* Exercise prompt *
Leave out the pictures and retype all the entries below exactly.

-- Working data follows --

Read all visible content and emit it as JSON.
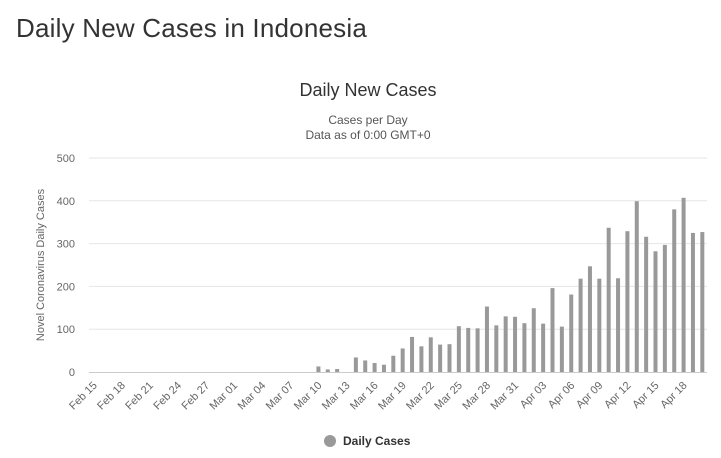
{
  "page": {
    "title": "Daily New Cases in Indonesia"
  },
  "chart_data": {
    "type": "bar",
    "title": "Daily New Cases",
    "subtitle": "Cases per Day",
    "subtitle2": "Data as of 0:00 GMT+0",
    "xlabel": "",
    "ylabel": "Novel Coronavirus Daily Cases",
    "ylim": [
      0,
      500
    ],
    "yticks": [
      0,
      100,
      200,
      300,
      400,
      500
    ],
    "grid": true,
    "legend_position": "bottom",
    "colors": {
      "bar": "#999999",
      "grid": "#e6e6e6",
      "axis": "#cccccc"
    },
    "categories": [
      "Feb 15",
      "Feb 16",
      "Feb 17",
      "Feb 18",
      "Feb 19",
      "Feb 20",
      "Feb 21",
      "Feb 22",
      "Feb 23",
      "Feb 24",
      "Feb 25",
      "Feb 26",
      "Feb 27",
      "Feb 28",
      "Feb 29",
      "Mar 01",
      "Mar 02",
      "Mar 03",
      "Mar 04",
      "Mar 05",
      "Mar 06",
      "Mar 07",
      "Mar 08",
      "Mar 09",
      "Mar 10",
      "Mar 11",
      "Mar 12",
      "Mar 13",
      "Mar 14",
      "Mar 15",
      "Mar 16",
      "Mar 17",
      "Mar 18",
      "Mar 19",
      "Mar 20",
      "Mar 21",
      "Mar 22",
      "Mar 23",
      "Mar 24",
      "Mar 25",
      "Mar 26",
      "Mar 27",
      "Mar 28",
      "Mar 29",
      "Mar 30",
      "Mar 31",
      "Apr 01",
      "Apr 02",
      "Apr 03",
      "Apr 04",
      "Apr 05",
      "Apr 06",
      "Apr 07",
      "Apr 08",
      "Apr 09",
      "Apr 10",
      "Apr 11",
      "Apr 12",
      "Apr 13",
      "Apr 14",
      "Apr 15",
      "Apr 16",
      "Apr 17",
      "Apr 18",
      "Apr 19",
      "Apr 20"
    ],
    "tick_labels": [
      "Feb 15",
      "Feb 18",
      "Feb 21",
      "Feb 24",
      "Feb 27",
      "Mar 01",
      "Mar 04",
      "Mar 07",
      "Mar 10",
      "Mar 13",
      "Mar 16",
      "Mar 19",
      "Mar 22",
      "Mar 25",
      "Mar 28",
      "Mar 31",
      "Apr 03",
      "Apr 06",
      "Apr 09",
      "Apr 12",
      "Apr 15",
      "Apr 18"
    ],
    "series": [
      {
        "name": "Daily Cases",
        "values": [
          0,
          0,
          0,
          0,
          0,
          0,
          0,
          0,
          0,
          0,
          0,
          0,
          0,
          0,
          0,
          0,
          0,
          0,
          0,
          0,
          0,
          0,
          0,
          0,
          13,
          6,
          7,
          0,
          34,
          27,
          21,
          17,
          38,
          55,
          82,
          60,
          81,
          64,
          65,
          107,
          103,
          102,
          153,
          109,
          130,
          129,
          114,
          149,
          113,
          196,
          106,
          181,
          218,
          247,
          218,
          337,
          219,
          329,
          399,
          316,
          282,
          297,
          380,
          407,
          325,
          327
        ]
      }
    ]
  }
}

-- Working data concluded --

* Result of this exercise *
Read all visible content and emit it as JSON.
{
  "page": {
    "title": "Daily New Cases in Indonesia"
  },
  "chart_data": {
    "type": "bar",
    "title": "Daily New Cases",
    "subtitle": "Cases per Day",
    "subtitle2": "Data as of 0:00 GMT+0",
    "xlabel": "",
    "ylabel": "Novel Coronavirus Daily Cases",
    "ylim": [
      0,
      500
    ],
    "yticks": [
      0,
      100,
      200,
      300,
      400,
      500
    ],
    "grid": true,
    "legend_position": "bottom",
    "colors": {
      "bar": "#999999",
      "grid": "#e6e6e6",
      "axis": "#cccccc"
    },
    "categories": [
      "Feb 15",
      "Feb 16",
      "Feb 17",
      "Feb 18",
      "Feb 19",
      "Feb 20",
      "Feb 21",
      "Feb 22",
      "Feb 23",
      "Feb 24",
      "Feb 25",
      "Feb 26",
      "Feb 27",
      "Feb 28",
      "Feb 29",
      "Mar 01",
      "Mar 02",
      "Mar 03",
      "Mar 04",
      "Mar 05",
      "Mar 06",
      "Mar 07",
      "Mar 08",
      "Mar 09",
      "Mar 10",
      "Mar 11",
      "Mar 12",
      "Mar 13",
      "Mar 14",
      "Mar 15",
      "Mar 16",
      "Mar 17",
      "Mar 18",
      "Mar 19",
      "Mar 20",
      "Mar 21",
      "Mar 22",
      "Mar 23",
      "Mar 24",
      "Mar 25",
      "Mar 26",
      "Mar 27",
      "Mar 28",
      "Mar 29",
      "Mar 30",
      "Mar 31",
      "Apr 01",
      "Apr 02",
      "Apr 03",
      "Apr 04",
      "Apr 05",
      "Apr 06",
      "Apr 07",
      "Apr 08",
      "Apr 09",
      "Apr 10",
      "Apr 11",
      "Apr 12",
      "Apr 13",
      "Apr 14",
      "Apr 15",
      "Apr 16",
      "Apr 17",
      "Apr 18",
      "Apr 19",
      "Apr 20"
    ],
    "tick_labels": [
      "Feb 15",
      "Feb 18",
      "Feb 21",
      "Feb 24",
      "Feb 27",
      "Mar 01",
      "Mar 04",
      "Mar 07",
      "Mar 10",
      "Mar 13",
      "Mar 16",
      "Mar 19",
      "Mar 22",
      "Mar 25",
      "Mar 28",
      "Mar 31",
      "Apr 03",
      "Apr 06",
      "Apr 09",
      "Apr 12",
      "Apr 15",
      "Apr 18"
    ],
    "series": [
      {
        "name": "Daily Cases",
        "values": [
          0,
          0,
          0,
          0,
          0,
          0,
          0,
          0,
          0,
          0,
          0,
          0,
          0,
          0,
          0,
          0,
          0,
          0,
          0,
          0,
          0,
          0,
          0,
          0,
          13,
          6,
          7,
          0,
          34,
          27,
          21,
          17,
          38,
          55,
          82,
          60,
          81,
          64,
          65,
          107,
          103,
          102,
          153,
          109,
          130,
          129,
          114,
          149,
          113,
          196,
          106,
          181,
          218,
          247,
          218,
          337,
          219,
          329,
          399,
          316,
          282,
          297,
          380,
          407,
          325,
          327
        ]
      }
    ]
  }
}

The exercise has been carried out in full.